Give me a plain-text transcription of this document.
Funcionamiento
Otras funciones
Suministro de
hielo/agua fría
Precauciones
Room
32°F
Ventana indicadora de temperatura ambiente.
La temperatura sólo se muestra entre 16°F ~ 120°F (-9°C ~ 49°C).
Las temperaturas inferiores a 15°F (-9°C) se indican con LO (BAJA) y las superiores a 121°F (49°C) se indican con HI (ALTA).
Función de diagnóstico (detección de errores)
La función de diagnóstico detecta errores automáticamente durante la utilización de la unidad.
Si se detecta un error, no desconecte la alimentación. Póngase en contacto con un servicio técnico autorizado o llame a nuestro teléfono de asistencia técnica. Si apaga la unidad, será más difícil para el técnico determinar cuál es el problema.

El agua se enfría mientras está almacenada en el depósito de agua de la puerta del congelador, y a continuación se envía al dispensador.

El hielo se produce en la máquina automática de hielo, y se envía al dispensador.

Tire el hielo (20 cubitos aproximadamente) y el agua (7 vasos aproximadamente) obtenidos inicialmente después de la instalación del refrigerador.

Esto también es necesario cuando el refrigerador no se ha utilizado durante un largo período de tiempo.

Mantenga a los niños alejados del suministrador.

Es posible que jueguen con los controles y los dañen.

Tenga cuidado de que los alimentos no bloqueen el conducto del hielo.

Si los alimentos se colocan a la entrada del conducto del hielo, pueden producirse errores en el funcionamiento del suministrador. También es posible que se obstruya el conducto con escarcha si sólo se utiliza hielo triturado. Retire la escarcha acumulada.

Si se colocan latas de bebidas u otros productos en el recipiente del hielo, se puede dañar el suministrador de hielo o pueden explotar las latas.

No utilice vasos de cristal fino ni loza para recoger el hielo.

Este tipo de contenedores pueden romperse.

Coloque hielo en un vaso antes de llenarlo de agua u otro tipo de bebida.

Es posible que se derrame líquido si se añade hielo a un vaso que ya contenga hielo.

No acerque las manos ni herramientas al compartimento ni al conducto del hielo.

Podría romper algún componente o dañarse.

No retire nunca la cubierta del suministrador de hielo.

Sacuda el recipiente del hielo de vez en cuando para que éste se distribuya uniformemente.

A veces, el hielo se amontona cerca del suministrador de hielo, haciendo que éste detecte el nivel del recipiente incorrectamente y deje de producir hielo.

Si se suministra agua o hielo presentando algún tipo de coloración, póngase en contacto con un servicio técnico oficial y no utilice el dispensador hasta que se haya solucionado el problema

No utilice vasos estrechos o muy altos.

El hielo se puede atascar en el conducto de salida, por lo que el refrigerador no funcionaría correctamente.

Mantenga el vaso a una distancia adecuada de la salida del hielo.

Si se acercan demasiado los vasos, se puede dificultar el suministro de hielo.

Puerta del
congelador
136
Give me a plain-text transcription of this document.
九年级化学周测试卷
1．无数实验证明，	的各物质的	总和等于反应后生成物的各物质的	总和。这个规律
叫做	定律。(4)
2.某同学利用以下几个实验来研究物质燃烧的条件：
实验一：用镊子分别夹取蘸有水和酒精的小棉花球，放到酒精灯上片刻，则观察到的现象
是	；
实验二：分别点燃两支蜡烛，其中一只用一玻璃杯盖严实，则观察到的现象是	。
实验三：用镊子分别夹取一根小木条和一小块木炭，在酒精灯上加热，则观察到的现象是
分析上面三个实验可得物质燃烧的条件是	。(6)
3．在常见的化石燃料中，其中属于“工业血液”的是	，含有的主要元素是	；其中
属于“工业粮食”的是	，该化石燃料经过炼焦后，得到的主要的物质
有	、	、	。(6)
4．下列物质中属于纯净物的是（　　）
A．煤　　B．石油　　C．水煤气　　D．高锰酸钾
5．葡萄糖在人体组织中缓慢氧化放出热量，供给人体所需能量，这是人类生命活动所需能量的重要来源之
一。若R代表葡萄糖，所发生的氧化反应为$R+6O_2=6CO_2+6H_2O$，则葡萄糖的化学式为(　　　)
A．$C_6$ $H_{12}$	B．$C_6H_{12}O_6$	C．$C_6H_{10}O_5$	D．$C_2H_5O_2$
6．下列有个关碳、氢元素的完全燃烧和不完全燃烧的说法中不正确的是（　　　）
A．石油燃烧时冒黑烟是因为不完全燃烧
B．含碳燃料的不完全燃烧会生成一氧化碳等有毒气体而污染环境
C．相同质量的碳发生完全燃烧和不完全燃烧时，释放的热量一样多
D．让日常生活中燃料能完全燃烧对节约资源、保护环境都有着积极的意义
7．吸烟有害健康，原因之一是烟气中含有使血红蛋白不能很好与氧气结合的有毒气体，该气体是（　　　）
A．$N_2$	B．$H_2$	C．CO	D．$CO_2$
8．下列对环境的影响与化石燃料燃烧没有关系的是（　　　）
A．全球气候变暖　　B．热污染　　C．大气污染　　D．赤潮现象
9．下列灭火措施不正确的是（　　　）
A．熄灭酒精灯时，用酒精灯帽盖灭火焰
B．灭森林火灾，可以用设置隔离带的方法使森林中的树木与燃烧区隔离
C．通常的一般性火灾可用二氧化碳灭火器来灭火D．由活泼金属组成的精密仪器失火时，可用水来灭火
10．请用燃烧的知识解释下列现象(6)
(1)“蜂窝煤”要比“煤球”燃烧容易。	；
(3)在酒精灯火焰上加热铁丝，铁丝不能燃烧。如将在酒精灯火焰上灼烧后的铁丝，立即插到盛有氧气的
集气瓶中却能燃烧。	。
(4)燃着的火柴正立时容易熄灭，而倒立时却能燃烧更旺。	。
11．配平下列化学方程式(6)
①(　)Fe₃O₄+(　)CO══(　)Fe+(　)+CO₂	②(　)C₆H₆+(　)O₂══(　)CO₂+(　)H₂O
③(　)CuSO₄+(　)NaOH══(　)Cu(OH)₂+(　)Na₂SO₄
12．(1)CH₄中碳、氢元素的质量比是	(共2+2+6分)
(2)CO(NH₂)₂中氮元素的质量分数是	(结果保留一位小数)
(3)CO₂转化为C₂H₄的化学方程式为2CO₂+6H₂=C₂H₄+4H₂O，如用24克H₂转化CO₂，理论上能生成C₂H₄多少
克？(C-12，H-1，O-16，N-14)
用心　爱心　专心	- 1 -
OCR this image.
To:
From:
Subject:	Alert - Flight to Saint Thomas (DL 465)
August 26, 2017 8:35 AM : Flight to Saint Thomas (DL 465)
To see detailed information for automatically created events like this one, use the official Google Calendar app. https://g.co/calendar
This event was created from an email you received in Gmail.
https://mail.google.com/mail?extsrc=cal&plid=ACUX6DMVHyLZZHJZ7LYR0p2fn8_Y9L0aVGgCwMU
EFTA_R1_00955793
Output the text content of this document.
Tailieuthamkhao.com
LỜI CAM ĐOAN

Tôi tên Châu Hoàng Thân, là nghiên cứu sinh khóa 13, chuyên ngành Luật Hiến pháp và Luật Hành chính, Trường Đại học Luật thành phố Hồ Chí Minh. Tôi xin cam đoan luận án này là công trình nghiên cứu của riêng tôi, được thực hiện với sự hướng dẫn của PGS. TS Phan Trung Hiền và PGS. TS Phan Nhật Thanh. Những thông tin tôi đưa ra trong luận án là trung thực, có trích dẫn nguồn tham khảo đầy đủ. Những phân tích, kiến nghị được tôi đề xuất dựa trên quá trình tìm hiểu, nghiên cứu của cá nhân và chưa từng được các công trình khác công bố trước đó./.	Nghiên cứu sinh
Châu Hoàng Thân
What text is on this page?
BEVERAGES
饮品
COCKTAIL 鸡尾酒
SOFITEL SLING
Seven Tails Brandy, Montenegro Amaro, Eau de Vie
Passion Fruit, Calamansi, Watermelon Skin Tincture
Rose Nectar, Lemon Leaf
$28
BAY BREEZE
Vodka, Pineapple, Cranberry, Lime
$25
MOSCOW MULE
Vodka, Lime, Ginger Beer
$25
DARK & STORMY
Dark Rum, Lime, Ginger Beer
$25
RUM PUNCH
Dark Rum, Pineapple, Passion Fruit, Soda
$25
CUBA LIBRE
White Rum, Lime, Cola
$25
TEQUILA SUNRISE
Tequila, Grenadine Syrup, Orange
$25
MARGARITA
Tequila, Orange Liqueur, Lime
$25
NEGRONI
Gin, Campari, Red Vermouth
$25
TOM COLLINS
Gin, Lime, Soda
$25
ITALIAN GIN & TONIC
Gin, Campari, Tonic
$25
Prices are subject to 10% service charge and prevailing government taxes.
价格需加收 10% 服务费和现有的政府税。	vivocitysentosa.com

□ □ □ □ □ □ □

### [What the exercise asks]
Copy all lines of the material above where the string "cuando" occurs.

### [Full solution]
Esto también es necesario cuando el refrigerador no se ha utilizado durante un largo período de tiempo.
Sacuda el recipiente del hielo de vez en cuando para que éste se distribuya uniformemente.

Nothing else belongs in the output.